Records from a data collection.

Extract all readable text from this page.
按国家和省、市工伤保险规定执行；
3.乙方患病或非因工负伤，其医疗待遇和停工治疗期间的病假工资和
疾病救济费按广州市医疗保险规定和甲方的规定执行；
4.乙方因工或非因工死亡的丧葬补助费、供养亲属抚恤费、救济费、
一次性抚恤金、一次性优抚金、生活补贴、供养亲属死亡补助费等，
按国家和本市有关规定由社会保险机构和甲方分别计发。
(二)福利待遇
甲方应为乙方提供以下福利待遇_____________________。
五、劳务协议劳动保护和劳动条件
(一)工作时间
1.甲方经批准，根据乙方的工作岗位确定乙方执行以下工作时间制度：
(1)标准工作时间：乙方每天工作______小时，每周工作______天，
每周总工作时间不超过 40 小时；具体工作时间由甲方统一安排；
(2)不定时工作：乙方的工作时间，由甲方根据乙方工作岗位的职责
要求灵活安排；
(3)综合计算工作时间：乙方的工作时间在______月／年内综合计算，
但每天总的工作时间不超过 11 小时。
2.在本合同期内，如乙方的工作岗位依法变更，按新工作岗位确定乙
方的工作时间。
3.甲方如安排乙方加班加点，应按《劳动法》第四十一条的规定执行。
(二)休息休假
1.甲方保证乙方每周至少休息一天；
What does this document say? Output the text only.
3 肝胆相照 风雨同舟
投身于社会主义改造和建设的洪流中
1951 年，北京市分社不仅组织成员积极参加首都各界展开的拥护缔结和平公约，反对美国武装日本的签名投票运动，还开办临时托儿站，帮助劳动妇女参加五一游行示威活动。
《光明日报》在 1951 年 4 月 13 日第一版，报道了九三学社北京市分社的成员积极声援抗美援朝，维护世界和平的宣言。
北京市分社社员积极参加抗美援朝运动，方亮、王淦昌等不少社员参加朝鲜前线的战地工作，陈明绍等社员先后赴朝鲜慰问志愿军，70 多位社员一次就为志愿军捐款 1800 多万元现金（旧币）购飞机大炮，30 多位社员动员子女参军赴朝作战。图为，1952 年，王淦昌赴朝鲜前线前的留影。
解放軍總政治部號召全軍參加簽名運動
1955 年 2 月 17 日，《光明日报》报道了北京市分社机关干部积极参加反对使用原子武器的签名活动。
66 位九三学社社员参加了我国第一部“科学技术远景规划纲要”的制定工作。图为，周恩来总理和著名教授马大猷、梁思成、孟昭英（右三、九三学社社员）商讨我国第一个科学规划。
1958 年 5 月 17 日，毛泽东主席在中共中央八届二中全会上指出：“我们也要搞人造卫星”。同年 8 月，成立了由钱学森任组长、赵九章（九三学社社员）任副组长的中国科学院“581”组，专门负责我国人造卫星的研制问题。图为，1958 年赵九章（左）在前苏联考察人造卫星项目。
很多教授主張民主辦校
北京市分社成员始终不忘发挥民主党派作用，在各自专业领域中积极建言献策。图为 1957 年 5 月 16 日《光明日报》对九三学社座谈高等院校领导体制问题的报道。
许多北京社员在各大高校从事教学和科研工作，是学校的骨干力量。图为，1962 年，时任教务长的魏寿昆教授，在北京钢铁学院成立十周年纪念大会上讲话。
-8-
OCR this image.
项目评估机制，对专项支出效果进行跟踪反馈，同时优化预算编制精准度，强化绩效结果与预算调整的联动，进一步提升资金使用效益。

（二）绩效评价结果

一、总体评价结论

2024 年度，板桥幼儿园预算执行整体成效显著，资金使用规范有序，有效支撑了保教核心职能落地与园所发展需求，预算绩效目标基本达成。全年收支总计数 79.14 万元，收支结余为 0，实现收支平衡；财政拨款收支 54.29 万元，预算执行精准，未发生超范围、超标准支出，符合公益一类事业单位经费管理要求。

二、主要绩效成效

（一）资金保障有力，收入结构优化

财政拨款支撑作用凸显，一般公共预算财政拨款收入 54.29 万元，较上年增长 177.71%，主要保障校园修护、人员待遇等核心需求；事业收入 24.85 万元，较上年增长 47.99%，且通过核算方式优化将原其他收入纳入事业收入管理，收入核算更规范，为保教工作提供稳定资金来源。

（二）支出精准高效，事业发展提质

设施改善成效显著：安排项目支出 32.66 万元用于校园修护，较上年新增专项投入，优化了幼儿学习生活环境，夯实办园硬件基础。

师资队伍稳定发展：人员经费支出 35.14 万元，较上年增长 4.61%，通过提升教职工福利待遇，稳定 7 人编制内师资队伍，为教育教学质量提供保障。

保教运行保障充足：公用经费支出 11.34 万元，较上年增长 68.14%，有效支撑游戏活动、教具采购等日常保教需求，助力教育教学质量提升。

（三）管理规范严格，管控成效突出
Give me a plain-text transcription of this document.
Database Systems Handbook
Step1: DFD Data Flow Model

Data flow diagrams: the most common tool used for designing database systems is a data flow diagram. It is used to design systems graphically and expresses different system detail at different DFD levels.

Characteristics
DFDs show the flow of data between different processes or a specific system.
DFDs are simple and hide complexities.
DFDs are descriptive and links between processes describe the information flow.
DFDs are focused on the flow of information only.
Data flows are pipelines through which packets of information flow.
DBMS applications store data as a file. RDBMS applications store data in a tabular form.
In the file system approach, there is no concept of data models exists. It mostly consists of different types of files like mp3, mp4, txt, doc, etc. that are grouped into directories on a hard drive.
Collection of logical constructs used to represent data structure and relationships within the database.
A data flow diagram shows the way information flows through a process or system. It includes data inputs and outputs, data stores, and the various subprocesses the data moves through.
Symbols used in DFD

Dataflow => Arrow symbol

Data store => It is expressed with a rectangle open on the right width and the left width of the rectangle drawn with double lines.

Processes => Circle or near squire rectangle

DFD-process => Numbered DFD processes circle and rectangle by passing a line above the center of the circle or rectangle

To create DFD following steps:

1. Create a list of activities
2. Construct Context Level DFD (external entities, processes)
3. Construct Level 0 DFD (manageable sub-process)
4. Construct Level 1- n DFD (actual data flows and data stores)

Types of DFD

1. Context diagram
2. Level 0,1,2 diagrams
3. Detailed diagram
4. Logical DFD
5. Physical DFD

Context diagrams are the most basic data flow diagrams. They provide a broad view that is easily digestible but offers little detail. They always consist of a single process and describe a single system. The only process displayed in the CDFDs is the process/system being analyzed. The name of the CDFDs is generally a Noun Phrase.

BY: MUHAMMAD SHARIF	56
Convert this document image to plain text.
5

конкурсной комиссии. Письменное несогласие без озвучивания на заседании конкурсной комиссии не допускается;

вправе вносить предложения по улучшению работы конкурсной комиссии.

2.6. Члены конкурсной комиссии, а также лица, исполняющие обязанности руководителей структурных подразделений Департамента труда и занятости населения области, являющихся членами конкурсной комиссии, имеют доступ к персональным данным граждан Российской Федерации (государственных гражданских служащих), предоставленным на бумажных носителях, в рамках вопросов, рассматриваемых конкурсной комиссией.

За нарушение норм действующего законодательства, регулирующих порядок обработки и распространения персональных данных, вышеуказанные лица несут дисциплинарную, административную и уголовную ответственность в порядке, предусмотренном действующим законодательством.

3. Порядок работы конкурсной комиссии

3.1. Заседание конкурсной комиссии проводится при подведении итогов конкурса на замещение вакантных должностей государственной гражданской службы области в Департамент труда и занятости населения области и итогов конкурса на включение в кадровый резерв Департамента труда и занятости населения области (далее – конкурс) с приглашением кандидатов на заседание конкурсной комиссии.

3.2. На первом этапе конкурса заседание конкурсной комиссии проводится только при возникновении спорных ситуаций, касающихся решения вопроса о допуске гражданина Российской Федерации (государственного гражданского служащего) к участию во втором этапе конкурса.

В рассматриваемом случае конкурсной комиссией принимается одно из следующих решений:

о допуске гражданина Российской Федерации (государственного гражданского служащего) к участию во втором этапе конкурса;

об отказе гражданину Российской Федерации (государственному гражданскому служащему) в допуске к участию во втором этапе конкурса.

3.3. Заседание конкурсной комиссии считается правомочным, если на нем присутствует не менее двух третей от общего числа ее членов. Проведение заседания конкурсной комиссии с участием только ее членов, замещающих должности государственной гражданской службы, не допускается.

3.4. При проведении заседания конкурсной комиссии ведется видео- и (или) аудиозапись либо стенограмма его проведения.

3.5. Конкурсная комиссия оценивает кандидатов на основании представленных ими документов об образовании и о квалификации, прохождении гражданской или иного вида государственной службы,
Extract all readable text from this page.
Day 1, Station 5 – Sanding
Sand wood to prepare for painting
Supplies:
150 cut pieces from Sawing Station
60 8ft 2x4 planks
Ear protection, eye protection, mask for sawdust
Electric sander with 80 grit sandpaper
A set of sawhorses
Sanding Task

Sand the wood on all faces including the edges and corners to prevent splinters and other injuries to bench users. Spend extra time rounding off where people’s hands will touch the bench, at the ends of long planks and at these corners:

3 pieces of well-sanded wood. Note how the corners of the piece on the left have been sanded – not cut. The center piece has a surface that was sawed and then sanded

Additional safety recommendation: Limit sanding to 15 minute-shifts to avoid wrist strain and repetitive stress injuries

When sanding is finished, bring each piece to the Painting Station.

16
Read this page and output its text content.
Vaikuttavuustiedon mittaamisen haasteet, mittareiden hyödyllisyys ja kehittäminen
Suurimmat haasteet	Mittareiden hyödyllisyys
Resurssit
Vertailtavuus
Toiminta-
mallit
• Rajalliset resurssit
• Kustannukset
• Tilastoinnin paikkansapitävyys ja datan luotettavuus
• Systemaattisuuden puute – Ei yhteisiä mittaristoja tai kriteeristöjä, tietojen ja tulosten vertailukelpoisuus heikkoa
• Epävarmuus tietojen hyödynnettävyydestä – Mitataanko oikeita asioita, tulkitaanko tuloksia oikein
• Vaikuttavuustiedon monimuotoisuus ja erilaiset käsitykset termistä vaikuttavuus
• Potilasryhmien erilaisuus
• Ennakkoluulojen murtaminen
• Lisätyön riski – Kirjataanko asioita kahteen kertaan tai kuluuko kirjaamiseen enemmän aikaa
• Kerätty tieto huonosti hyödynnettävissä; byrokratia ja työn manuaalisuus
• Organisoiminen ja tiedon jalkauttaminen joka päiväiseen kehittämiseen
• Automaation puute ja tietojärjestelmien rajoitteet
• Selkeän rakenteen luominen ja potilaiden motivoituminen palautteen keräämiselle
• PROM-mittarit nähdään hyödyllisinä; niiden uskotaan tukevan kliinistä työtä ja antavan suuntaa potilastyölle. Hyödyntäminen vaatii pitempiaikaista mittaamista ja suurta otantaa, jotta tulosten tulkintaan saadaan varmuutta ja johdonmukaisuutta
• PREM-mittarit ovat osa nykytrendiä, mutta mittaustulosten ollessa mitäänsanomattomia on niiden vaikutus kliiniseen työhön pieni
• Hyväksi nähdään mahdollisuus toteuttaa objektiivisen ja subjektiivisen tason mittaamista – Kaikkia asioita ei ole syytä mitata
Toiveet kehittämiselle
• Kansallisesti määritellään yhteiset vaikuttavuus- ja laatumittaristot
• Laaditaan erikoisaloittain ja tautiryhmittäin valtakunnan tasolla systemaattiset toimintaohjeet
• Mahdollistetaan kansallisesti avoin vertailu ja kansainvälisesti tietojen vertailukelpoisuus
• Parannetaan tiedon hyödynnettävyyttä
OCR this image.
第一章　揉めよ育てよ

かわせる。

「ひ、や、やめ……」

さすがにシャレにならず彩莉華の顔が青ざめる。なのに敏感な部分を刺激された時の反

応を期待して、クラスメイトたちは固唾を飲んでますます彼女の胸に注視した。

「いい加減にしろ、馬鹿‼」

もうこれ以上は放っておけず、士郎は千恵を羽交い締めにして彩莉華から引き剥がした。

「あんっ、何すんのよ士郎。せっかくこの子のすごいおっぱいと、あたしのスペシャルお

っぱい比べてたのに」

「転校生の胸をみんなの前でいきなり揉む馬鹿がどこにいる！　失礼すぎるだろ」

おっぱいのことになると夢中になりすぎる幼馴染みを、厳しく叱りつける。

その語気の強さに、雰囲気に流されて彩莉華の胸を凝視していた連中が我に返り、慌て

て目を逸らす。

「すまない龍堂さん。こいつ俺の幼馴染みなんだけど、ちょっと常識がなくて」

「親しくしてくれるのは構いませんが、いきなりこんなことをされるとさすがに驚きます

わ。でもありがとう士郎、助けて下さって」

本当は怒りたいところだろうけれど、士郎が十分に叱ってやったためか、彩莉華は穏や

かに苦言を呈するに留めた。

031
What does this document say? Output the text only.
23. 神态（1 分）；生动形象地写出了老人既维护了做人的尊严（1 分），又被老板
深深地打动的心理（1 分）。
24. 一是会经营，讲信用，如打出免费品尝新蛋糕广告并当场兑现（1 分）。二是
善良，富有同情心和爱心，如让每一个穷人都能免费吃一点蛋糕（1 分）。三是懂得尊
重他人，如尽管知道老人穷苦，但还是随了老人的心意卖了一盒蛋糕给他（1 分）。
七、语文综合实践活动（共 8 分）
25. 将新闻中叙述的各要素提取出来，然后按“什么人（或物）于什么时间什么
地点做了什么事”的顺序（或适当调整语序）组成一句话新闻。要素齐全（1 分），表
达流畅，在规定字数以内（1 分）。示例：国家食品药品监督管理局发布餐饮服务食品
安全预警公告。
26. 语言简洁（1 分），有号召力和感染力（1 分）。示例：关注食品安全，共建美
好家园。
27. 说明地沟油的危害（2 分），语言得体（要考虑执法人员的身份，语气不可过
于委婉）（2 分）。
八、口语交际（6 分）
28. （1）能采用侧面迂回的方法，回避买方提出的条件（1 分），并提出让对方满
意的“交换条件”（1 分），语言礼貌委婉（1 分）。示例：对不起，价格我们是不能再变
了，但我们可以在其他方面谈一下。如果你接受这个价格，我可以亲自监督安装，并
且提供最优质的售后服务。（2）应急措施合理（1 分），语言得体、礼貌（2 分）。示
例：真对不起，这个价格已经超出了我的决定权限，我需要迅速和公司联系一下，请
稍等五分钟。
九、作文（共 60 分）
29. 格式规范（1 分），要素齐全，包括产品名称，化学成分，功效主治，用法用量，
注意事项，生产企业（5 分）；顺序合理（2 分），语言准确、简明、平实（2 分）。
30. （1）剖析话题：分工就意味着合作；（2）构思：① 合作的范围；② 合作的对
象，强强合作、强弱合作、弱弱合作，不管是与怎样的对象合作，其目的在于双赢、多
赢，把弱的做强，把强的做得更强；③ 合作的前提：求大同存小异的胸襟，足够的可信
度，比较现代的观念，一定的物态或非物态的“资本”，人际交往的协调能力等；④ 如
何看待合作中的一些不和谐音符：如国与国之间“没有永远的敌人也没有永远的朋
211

WORK REQUIRED.
Go through the material line by line. Show each line that contains the string "только".

EXERCISE OUTPUT.
3.2. На первом этапе конкурса заседание конкурсной комиссии проводится только при возникновении спорных ситуаций, касающихся решения вопроса о допуске гражданина Российской Федерации (государственного гражданского служащего) к участию во втором этапе конкурса.
3.3. Заседание конкурсной комиссии считается правомочным, если на нем присутствует не менее двух третей от общего числа ее членов. Проведение заседания конкурсной комиссии с участием только ее членов, замещающих должности государственной гражданской службы, не допускается.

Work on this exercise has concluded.